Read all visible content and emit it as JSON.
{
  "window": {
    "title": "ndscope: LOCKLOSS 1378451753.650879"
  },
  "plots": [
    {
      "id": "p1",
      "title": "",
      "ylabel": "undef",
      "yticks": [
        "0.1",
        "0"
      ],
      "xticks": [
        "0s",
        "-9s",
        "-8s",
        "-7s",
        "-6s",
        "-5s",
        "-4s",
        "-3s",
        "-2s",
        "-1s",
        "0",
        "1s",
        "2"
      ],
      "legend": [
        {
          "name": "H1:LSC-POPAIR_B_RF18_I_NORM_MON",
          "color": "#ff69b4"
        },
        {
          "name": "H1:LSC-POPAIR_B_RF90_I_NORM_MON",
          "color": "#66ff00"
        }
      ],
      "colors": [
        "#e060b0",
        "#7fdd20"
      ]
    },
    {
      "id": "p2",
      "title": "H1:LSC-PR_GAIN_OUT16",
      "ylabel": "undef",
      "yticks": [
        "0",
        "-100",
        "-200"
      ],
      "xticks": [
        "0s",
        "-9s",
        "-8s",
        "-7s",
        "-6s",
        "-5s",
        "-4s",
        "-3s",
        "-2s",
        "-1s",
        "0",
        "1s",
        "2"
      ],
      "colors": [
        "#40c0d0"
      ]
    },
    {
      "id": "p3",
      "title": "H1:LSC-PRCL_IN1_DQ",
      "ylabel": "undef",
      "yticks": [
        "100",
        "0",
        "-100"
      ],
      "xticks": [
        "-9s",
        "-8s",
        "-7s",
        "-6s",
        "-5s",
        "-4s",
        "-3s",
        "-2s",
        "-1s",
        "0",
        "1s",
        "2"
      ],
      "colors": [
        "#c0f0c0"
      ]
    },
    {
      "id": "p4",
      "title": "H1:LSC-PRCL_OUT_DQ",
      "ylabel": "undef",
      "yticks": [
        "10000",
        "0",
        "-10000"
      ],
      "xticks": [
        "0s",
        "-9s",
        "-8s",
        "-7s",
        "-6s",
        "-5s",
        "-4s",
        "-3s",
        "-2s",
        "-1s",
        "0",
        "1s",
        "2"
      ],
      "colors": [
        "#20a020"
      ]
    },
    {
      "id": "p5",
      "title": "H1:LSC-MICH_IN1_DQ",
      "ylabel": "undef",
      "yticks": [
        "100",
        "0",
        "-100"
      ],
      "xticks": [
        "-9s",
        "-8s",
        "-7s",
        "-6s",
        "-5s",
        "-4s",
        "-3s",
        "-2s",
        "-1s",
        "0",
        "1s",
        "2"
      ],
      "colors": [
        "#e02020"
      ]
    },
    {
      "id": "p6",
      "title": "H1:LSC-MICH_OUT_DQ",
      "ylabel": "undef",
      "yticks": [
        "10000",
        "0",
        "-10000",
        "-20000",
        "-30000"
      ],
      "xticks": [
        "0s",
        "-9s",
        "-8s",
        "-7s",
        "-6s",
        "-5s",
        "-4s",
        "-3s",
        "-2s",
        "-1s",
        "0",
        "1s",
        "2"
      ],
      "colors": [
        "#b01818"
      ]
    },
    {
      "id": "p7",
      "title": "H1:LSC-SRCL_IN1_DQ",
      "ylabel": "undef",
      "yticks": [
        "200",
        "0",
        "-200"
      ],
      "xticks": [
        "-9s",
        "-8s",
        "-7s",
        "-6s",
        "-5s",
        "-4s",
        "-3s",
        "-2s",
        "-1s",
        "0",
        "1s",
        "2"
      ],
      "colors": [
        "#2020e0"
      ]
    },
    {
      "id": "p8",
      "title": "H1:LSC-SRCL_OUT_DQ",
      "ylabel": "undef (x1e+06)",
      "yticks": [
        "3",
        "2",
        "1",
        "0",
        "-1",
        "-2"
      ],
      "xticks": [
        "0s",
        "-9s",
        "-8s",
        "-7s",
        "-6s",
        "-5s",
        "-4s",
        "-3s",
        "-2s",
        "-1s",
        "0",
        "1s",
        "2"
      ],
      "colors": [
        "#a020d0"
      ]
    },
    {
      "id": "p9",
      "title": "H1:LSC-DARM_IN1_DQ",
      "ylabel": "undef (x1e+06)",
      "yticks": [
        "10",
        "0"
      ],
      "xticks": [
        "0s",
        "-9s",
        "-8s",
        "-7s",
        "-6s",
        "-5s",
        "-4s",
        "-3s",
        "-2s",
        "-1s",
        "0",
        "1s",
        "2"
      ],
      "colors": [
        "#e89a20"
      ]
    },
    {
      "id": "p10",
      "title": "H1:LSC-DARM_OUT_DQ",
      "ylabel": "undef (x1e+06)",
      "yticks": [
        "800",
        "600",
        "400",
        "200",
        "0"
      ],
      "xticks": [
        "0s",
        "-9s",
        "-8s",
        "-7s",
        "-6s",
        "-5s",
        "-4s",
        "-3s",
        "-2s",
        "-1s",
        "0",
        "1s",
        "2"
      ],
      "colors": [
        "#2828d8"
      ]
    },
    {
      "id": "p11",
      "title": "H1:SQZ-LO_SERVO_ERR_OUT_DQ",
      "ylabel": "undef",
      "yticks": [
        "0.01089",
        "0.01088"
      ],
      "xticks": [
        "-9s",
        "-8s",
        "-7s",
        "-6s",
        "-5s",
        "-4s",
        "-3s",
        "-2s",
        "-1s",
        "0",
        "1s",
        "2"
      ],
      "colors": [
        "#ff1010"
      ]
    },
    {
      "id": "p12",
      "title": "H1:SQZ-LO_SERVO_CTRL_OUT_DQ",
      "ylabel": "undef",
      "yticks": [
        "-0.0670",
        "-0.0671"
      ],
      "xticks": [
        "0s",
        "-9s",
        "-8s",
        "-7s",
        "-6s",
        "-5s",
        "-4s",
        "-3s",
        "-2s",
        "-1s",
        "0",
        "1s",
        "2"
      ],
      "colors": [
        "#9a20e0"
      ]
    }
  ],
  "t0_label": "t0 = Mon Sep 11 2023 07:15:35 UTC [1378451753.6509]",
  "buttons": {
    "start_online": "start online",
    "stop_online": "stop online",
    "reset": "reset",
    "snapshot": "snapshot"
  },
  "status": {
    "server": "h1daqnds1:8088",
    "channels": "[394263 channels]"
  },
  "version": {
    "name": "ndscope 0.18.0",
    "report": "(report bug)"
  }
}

####

Retype each record exactly, leaving nothing out.

Read all visible content and emit it as JSON.
{
  "window": {
    "title": "ndscope: LOCKLOSS 1378451753.650879"
  },
  "plots": [
    {
      "id": "p1",
      "title": "",
      "ylabel": "undef",
      "yticks": [
        "0.1",
        "0"
      ],
      "xticks": [
        "0s",
        "-9s",
        "-8s",
        "-7s",
        "-6s",
        "-5s",
        "-4s",
        "-3s",
        "-2s",
        "-1s",
        "0",
        "1s",
        "2"
      ],
      "legend": [
        {
          "name": "H1:LSC-POPAIR_B_RF18_I_NORM_MON",
          "color": "#ff69b4"
        },
        {
          "name": "H1:LSC-POPAIR_B_RF90_I_NORM_MON",
          "color": "#66ff00"
        }
      ],
      "colors": [
        "#e060b0",
        "#7fdd20"
      ]
    },
    {
      "id": "p2",
      "title": "H1:LSC-PR_GAIN_OUT16",
      "ylabel": "undef",
      "yticks": [
        "0",
        "-100",
        "-200"
      ],
      "xticks": [
        "0s",
        "-9s",
        "-8s",
        "-7s",
        "-6s",
        "-5s",
        "-4s",
        "-3s",
        "-2s",
        "-1s",
        "0",
        "1s",
        "2"
      ],
      "colors": [
        "#40c0d0"
      ]
    },
    {
      "id": "p3",
      "title": "H1:LSC-PRCL_IN1_DQ",
      "ylabel": "undef",
      "yticks": [
        "100",
        "0",
        "-100"
      ],
      "xticks": [
        "-9s",
        "-8s",
        "-7s",
        "-6s",
        "-5s",
        "-4s",
        "-3s",
        "-2s",
        "-1s",
        "0",
        "1s",
        "2"
      ],
      "colors": [
        "#c0f0c0"
      ]
    },
    {
      "id": "p4",
      "title": "H1:LSC-PRCL_OUT_DQ",
      "ylabel": "undef",
      "yticks": [
        "10000",
        "0",
        "-10000"
      ],
      "xticks": [
        "0s",
        "-9s",
        "-8s",
        "-7s",
        "-6s",
        "-5s",
        "-4s",
        "-3s",
        "-2s",
        "-1s",
        "0",
        "1s",
        "2"
      ],
      "colors": [
        "#20a020"
      ]
    },
    {
      "id": "p5",
      "title": "H1:LSC-MICH_IN1_DQ",
      "ylabel": "undef",
      "yticks": [
        "100",
        "0",
        "-100"
      ],
      "xticks": [
        "-9s",
        "-8s",
        "-7s",
        "-6s",
        "-5s",
        "-4s",
        "-3s",
        "-2s",
        "-1s",
        "0",
        "1s",
        "2"
      ],
      "colors": [
        "#e02020"
      ]
    },
    {
      "id": "p6",
      "title": "H1:LSC-MICH_OUT_DQ",
      "ylabel": "undef",
      "yticks": [
        "10000",
        "0",
        "-10000",
        "-20000",
        "-30000"
      ],
      "xticks": [
        "0s",
        "-9s",
        "-8s",
        "-7s",
        "-6s",
        "-5s",
        "-4s",
        "-3s",
        "-2s",
        "-1s",
        "0",
        "1s",
        "2"
      ],
      "colors": [
        "#b01818"
      ]
    },
    {
      "id": "p7",
      "title": "H1:LSC-SRCL_IN1_DQ",
      "ylabel": "undef",
      "yticks": [
        "200",
        "0",
        "-200"
      ],
      "xticks": [
        "-9s",
        "-8s",
        "-7s",
        "-6s",
        "-5s",
        "-4s",
        "-3s",
        "-2s",
        "-1s",
        "0",
        "1s",
        "2"
      ],
      "colors": [
        "#2020e0"
      ]
    },
    {
      "id": "p8",
      "title": "H1:LSC-SRCL_OUT_DQ",
      "ylabel": "undef (x1e+06)",
      "yticks": [
        "3",
        "2",
        "1",
        "0",
        "-1",
        "-2"
      ],
      "xticks": [
        "0s",
        "-9s",
        "-8s",
        "-7s",
        "-6s",
        "-5s",
        "-4s",
        "-3s",
        "-2s",
        "-1s",
        "0",
        "1s",
        "2"
      ],
      "colors": [
        "#a020d0"
      ]
    },
    {
      "id": "p9",
      "title": "H1:LSC-DARM_IN1_DQ",
      "ylabel": "undef (x1e+06)",
      "yticks": [
        "10",
        "0"
      ],
      "xticks": [
        "0s",
        "-9s",
        "-8s",
        "-7s",
        "-6s",
        "-5s",
        "-4s",
        "-3s",
        "-2s",
        "-1s",
        "0",
        "1s",
        "2"
      ],
      "colors": [
        "#e89a20"
      ]
    },
    {
      "id": "p10",
      "title": "H1:LSC-DARM_OUT_DQ",
      "ylabel": "undef (x1e+06)",
      "yticks": [
        "800",
        "600",
        "400",
        "200",
        "0"
      ],
      "xticks": [
        "0s",
        "-9s",
        "-8s",
        "-7s",
        "-6s",
        "-5s",
        "-4s",
        "-3s",
        "-2s",
        "-1s",
        "0",
        "1s",
        "2"
      ],
      "colors": [
        "#2828d8"
      ]
    },
    {
      "id": "p11",
      "title": "H1:SQZ-LO_SERVO_ERR_OUT_DQ",
      "ylabel": "undef",
      "yticks": [
        "0.01089",
        "0.01088"
      ],
      "xticks": [
        "-9s",
        "-8s",
        "-7s",
        "-6s",
        "-5s",
        "-4s",
        "-3s",
        "-2s",
        "-1s",
        "0",
        "1s",
        "2"
      ],
      "colors": [
        "#ff1010"
      ]
    },
    {
      "id": "p12",
      "title": "H1:SQZ-LO_SERVO_CTRL_OUT_DQ",
      "ylabel": "undef",
      "yticks": [
        "-0.0670",
        "-0.0671"
      ],
      "xticks": [
        "0s",
        "-9s",
        "-8s",
        "-7s",
        "-6s",
        "-5s",
        "-4s",
        "-3s",
        "-2s",
        "-1s",
        "0",
        "1s",
        "2"
      ],
      "colors": [
        "#9a20e0"
      ]
    }
  ],
  "t0_label": "t0 = Mon Sep 11 2023 07:15:35 UTC [1378451753.6509]",
  "buttons": {
    "start_online": "start online",
    "stop_online": "stop online",
    "reset": "reset",
    "snapshot": "snapshot"
  },
  "status": {
    "server": "h1daqnds1:8088",
    "channels": "[394263 channels]"
  },
  "version": {
    "name": "ndscope 0.18.0",
    "report": "(report bug)"
  }
}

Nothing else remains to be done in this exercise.